### [Written task]
Copy out every line exactly as given.

** start Source material **

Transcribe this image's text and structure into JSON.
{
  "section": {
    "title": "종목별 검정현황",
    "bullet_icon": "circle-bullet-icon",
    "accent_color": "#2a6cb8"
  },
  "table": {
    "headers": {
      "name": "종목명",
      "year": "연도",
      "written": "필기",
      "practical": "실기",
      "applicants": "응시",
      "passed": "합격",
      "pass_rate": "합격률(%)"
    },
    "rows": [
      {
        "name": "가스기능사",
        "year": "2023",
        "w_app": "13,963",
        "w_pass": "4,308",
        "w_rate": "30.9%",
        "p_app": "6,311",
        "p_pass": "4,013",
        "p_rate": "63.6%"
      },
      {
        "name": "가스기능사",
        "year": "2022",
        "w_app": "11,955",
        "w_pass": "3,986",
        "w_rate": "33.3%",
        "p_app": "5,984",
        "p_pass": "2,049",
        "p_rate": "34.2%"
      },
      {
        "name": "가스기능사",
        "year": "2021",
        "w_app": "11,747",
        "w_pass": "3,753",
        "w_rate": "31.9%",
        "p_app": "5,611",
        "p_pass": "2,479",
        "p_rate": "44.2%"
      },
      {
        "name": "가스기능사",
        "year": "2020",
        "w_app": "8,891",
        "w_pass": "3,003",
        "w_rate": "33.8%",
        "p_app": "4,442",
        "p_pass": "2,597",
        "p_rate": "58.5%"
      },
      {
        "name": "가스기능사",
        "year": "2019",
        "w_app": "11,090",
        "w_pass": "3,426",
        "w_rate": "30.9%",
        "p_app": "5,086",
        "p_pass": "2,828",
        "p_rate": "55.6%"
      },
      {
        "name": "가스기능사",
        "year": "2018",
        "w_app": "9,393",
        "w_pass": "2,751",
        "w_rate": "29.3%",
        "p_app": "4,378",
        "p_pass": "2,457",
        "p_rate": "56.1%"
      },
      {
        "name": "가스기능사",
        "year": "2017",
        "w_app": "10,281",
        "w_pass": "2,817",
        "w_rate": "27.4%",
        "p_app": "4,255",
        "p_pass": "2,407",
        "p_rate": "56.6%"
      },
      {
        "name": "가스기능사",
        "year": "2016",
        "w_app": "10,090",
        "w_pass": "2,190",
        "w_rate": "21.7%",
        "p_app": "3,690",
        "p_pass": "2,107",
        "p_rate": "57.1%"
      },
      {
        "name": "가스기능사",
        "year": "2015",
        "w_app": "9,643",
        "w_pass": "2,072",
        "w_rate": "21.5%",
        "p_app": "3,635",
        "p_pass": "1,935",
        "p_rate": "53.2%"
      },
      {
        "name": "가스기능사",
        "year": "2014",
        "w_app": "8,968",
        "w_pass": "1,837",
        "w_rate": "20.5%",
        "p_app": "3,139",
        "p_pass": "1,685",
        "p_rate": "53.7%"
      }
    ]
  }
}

** end Source material **

### [Result for this task]
Transcribe this image's text and structure into JSON.
{
  "section": {
    "title": "종목별 검정현황",
    "bullet_icon": "circle-bullet-icon",
    "accent_color": "#2a6cb8"
  },
  "table": {
    "headers": {
      "name": "종목명",
      "year": "연도",
      "written": "필기",
      "practical": "실기",
      "applicants": "응시",
      "passed": "합격",
      "pass_rate": "합격률(%)"
    },
    "rows": [
      {
        "name": "가스기능사",
        "year": "2023",
        "w_app": "13,963",
        "w_pass": "4,308",
        "w_rate": "30.9%",
        "p_app": "6,311",
        "p_pass": "4,013",
        "p_rate": "63.6%"
      },
      {
        "name": "가스기능사",
        "year": "2022",
        "w_app": "11,955",
        "w_pass": "3,986",
        "w_rate": "33.3%",
        "p_app": "5,984",
        "p_pass": "2,049",
        "p_rate": "34.2%"
      },
      {
        "name": "가스기능사",
        "year": "2021",
        "w_app": "11,747",
        "w_pass": "3,753",
        "w_rate": "31.9%",
        "p_app": "5,611",
        "p_pass": "2,479",
        "p_rate": "44.2%"
      },
      {
        "name": "가스기능사",
        "year": "2020",
        "w_app": "8,891",
        "w_pass": "3,003",
        "w_rate": "33.8%",
        "p_app": "4,442",
        "p_pass": "2,597",
        "p_rate": "58.5%"
      },
      {
        "name": "가스기능사",
        "year": "2019",
        "w_app": "11,090",
        "w_pass": "3,426",
        "w_rate": "30.9%",
        "p_app": "5,086",
        "p_pass": "2,828",
        "p_rate": "55.6%"
      },
      {
        "name": "가스기능사",
        "year": "2018",
        "w_app": "9,393",
        "w_pass": "2,751",
        "w_rate": "29.3%",
        "p_app": "4,378",
        "p_pass": "2,457",
        "p_rate": "56.1%"
      },
      {
        "name": "가스기능사",
        "year": "2017",
        "w_app": "10,281",
        "w_pass": "2,817",
        "w_rate": "27.4%",
        "p_app": "4,255",
        "p_pass": "2,407",
        "p_rate": "56.6%"
      },
      {
        "name": "가스기능사",
        "year": "2016",
        "w_app": "10,090",
        "w_pass": "2,190",
        "w_rate": "21.7%",
        "p_app": "3,690",
        "p_pass": "2,107",
        "p_rate": "57.1%"
      },
      {
        "name": "가스기능사",
        "year": "2015",
        "w_app": "9,643",
        "w_pass": "2,072",
        "w_rate": "21.5%",
        "p_app": "3,635",
        "p_pass": "1,935",
        "p_rate": "53.2%"
      },
      {
        "name": "가스기능사",
        "year": "2014",
        "w_app": "8,968",
        "w_pass": "1,837",
        "w_rate": "20.5%",
        "p_app": "3,139",
        "p_pass": "1,685",
        "p_rate": "53.7%"
      }
    ]
  }
}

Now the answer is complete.